Format the records from the line with "Output each element" up to and including the line with "plan-entry[interactable]: 输入计划事项 [509,236,536,242]" as a Markdown table with the columns Row and Entry. Put the row number under Row and the line under Entry, and leave out blank lines.

--- START Records ---

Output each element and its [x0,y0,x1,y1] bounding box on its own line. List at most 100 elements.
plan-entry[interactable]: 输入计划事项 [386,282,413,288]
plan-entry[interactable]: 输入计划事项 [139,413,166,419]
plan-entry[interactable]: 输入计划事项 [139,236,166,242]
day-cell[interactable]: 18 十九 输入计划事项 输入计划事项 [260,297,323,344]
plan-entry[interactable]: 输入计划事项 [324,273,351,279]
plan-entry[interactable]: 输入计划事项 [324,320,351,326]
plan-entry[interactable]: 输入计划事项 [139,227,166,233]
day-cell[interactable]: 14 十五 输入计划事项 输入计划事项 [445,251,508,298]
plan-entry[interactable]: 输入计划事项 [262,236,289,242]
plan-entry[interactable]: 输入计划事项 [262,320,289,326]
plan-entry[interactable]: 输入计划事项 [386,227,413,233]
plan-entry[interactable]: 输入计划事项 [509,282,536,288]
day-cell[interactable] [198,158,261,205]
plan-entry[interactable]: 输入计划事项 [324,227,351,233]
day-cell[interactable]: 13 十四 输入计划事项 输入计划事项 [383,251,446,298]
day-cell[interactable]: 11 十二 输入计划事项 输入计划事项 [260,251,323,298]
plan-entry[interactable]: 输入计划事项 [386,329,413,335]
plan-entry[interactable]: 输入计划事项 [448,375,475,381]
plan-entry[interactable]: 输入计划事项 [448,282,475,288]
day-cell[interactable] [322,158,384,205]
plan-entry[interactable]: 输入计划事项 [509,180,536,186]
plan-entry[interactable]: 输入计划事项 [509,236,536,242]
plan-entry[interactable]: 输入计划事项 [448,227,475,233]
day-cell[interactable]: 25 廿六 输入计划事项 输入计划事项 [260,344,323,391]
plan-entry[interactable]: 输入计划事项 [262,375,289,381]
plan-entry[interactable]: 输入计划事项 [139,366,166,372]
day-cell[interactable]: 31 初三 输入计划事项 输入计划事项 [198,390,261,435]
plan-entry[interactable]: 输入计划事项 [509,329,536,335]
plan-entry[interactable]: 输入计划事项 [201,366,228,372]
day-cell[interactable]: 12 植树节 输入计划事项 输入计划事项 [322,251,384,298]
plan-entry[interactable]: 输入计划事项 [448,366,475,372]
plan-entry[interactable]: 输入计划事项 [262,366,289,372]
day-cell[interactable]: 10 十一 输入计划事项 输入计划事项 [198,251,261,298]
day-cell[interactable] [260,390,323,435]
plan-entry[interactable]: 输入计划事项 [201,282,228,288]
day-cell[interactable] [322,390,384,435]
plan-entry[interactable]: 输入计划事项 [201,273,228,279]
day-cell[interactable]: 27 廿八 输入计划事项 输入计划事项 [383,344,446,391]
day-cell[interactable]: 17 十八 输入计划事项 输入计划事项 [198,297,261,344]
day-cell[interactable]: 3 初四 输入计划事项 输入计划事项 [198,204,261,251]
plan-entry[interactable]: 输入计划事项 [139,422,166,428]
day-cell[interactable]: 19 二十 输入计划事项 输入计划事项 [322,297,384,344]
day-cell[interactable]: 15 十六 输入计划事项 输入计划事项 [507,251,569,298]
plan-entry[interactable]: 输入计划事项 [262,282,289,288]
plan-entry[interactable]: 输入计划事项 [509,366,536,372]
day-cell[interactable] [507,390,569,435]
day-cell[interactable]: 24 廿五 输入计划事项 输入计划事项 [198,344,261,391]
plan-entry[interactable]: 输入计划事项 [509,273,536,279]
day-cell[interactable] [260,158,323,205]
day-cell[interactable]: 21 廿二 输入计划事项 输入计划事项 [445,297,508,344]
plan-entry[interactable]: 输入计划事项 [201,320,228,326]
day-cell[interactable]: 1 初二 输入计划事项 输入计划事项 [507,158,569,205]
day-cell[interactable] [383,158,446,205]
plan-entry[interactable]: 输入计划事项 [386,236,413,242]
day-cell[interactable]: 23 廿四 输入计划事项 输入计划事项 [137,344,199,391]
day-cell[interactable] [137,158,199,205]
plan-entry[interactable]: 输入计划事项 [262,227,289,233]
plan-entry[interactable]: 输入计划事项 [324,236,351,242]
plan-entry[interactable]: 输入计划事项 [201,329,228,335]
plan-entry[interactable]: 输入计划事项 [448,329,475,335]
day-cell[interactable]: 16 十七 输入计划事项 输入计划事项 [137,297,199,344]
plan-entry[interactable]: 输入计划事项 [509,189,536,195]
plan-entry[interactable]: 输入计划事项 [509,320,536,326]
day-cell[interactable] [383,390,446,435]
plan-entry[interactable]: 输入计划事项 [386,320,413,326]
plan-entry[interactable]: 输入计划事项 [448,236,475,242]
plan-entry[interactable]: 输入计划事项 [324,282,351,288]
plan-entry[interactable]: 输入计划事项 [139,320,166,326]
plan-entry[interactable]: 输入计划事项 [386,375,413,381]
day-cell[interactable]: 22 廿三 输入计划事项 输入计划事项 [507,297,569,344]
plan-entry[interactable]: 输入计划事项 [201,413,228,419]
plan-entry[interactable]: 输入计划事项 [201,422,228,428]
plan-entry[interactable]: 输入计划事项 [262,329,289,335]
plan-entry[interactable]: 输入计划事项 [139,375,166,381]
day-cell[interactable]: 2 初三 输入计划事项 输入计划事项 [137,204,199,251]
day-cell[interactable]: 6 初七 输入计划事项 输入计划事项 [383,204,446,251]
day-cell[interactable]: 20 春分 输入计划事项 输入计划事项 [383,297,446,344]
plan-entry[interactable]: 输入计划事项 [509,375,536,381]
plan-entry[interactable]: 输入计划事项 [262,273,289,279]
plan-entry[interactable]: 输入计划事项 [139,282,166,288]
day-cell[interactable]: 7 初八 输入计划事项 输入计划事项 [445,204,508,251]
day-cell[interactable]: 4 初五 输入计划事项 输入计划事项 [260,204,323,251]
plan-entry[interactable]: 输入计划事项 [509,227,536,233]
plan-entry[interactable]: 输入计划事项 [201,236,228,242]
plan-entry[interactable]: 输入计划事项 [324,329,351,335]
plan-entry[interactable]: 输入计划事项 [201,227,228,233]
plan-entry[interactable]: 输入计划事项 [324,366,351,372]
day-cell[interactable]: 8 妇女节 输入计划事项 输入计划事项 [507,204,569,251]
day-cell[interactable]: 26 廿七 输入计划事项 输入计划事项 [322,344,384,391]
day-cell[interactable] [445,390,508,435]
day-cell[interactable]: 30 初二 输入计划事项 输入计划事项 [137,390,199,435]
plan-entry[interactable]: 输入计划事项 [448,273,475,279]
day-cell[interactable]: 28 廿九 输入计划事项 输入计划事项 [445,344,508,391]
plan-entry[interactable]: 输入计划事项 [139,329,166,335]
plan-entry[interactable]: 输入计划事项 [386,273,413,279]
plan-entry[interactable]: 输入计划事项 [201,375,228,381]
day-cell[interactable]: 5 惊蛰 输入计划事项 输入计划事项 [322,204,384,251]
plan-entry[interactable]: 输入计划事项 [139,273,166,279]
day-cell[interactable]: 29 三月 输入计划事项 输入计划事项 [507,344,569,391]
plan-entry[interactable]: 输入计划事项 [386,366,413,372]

--- END Records ---
--- START Records ---

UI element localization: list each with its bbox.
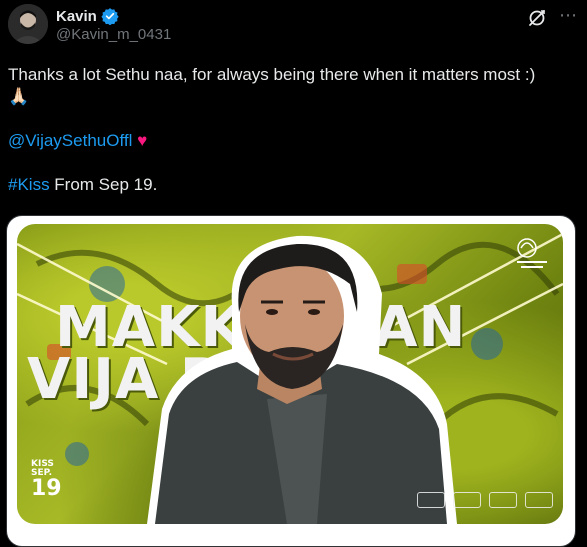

--- END Records ---

→ **Output for this exercise**
| Row | Entry |
|---|---|
| 1 | Output each element and its [x0,y0,x1,y1] bounding box on its own line. List at most 100 elements. |
| 2 | plan-entry[interactable]: 输入计划事项 [386,282,413,288] |
| 3 | plan-entry[interactable]: 输入计划事项 [139,413,166,419] |
| 4 | plan-entry[interactable]: 输入计划事项 [139,236,166,242] |
| 5 | day-cell[interactable]: 18 十九 输入计划事项 输入计划事项 [260,297,323,344] |
| 6 | plan-entry[interactable]: 输入计划事项 [324,273,351,279] |
| 7 | plan-entry[interactable]: 输入计划事项 [324,320,351,326] |
| 8 | plan-entry[interactable]: 输入计划事项 [139,227,166,233] |
| 9 | day-cell[interactable]: 14 十五 输入计划事项 输入计划事项 [445,251,508,298] |
| 10 | plan-entry[interactable]: 输入计划事项 [262,236,289,242] |
| 11 | plan-entry[interactable]: 输入计划事项 [262,320,289,326] |
| 12 | plan-entry[interactable]: 输入计划事项 [386,227,413,233] |
| 13 | plan-entry[interactable]: 输入计划事项 [509,282,536,288] |
| 14 | day-cell[interactable] [198,158,261,205] |
| 15 | plan-entry[interactable]: 输入计划事项 [324,227,351,233] |
| 16 | day-cell[interactable]: 13 十四 输入计划事项 输入计划事项 [383,251,446,298] |
| 17 | day-cell[interactable]: 11 十二 输入计划事项 输入计划事项 [260,251,323,298] |
| 18 | plan-entry[interactable]: 输入计划事项 [386,329,413,335] |
| 19 | plan-entry[interactable]: 输入计划事项 [448,375,475,381] |
| 20 | plan-entry[interactable]: 输入计划事项 [448,282,475,288] |
| 21 | day-cell[interactable] [322,158,384,205] |
| 22 | plan-entry[interactable]: 输入计划事项 [509,180,536,186] |
| 23 | plan-entry[interactable]: 输入计划事项 [509,236,536,242] |